_Required work:_
Find the lines that hold "Gold". Report only how many there are.

Stored items from a collection
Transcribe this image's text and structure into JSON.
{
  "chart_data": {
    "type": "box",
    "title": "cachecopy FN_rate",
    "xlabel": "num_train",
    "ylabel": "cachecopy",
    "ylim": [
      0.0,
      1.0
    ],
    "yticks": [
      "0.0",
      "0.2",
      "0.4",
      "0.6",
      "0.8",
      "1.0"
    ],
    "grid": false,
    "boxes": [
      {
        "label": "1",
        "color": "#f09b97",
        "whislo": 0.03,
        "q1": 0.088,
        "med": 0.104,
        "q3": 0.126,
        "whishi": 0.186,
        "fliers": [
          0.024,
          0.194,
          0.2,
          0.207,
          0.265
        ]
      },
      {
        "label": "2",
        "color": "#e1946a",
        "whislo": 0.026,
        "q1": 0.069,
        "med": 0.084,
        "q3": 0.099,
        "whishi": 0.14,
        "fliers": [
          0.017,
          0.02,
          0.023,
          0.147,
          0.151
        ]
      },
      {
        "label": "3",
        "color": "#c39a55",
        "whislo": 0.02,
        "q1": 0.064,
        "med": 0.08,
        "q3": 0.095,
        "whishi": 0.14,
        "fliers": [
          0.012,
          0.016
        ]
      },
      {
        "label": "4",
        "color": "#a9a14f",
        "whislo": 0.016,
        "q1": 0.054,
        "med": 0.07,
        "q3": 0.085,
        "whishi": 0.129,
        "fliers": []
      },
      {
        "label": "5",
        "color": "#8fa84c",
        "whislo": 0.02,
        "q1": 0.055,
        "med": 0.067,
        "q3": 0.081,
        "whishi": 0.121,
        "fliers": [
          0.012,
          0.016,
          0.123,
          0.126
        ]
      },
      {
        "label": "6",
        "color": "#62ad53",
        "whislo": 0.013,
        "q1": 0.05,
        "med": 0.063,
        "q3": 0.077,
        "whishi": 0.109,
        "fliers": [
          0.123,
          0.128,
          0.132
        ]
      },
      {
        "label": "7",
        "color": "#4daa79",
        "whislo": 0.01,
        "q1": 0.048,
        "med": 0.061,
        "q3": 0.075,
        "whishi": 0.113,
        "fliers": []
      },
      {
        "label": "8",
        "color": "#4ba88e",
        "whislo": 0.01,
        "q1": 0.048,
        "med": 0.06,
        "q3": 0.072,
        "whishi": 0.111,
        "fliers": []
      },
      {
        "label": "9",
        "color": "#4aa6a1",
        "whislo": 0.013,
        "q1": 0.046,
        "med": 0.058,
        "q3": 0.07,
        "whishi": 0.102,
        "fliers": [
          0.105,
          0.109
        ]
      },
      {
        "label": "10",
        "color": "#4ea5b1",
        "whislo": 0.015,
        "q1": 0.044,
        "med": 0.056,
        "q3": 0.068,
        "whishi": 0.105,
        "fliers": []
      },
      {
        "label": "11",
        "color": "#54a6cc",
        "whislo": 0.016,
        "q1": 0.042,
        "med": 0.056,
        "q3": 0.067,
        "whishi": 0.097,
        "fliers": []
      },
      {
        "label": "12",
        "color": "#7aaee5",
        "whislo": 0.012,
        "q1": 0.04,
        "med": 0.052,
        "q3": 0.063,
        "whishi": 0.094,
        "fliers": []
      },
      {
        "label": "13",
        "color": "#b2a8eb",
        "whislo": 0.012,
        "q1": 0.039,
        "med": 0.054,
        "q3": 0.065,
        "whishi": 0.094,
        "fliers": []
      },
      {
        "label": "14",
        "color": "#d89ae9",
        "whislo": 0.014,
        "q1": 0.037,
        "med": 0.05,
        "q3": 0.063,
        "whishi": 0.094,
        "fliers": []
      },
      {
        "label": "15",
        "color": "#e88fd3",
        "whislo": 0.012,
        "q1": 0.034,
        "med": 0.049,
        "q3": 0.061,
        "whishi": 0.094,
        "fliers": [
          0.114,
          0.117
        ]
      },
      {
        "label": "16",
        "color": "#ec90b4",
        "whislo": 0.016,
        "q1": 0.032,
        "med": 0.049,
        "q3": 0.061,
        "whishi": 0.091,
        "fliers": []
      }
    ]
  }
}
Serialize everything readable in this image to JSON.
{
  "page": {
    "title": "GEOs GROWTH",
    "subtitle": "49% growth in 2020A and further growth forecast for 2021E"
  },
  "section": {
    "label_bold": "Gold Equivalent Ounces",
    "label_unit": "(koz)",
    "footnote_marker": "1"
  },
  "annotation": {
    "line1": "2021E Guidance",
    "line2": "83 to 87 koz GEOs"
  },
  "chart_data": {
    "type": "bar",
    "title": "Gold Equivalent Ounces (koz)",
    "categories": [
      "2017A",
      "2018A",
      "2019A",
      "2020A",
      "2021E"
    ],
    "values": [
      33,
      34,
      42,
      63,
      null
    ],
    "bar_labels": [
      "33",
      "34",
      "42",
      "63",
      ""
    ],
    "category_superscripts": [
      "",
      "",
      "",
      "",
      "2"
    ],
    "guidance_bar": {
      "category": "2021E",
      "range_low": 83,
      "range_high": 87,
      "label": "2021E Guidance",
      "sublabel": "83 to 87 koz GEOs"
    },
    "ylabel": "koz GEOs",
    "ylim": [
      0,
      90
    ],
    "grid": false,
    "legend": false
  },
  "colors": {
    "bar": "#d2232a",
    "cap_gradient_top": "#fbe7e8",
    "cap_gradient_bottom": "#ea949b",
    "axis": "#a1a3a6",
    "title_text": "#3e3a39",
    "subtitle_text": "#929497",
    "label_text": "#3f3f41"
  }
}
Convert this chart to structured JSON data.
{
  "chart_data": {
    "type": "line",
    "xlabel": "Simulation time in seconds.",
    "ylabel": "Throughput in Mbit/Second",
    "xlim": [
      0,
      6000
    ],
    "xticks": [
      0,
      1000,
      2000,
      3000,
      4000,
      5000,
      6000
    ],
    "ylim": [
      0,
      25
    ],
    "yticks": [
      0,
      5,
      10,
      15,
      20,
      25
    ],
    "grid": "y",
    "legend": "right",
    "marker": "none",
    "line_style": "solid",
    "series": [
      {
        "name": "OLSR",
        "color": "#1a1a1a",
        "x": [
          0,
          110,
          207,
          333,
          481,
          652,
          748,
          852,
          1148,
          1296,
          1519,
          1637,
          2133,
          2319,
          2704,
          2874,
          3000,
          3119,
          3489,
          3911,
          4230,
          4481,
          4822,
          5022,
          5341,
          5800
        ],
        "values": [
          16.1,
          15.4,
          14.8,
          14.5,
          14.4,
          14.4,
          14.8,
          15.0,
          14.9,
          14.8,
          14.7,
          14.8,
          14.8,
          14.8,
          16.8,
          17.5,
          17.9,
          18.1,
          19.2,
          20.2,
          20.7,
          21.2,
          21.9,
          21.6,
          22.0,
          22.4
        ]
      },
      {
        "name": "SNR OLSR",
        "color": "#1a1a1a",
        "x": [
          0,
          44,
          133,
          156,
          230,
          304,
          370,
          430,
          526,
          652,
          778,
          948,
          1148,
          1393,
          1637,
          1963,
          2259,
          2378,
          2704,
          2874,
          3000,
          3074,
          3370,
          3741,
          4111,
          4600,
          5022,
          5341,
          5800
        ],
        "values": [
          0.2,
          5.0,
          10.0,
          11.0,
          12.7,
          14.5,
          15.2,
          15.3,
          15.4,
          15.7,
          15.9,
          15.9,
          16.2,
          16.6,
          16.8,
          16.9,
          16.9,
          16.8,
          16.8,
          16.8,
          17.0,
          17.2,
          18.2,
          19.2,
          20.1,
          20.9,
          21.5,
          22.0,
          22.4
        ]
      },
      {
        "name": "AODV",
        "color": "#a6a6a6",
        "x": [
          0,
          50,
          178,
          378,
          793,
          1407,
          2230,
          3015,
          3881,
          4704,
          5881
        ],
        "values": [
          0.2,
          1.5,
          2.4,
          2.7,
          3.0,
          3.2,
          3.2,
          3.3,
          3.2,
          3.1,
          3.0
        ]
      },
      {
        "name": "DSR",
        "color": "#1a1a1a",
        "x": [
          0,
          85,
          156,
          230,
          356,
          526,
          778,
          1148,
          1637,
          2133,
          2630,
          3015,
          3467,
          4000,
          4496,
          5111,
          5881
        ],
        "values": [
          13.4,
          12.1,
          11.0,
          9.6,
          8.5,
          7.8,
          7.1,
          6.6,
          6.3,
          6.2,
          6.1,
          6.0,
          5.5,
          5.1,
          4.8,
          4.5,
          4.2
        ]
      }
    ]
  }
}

_Task answer:_
2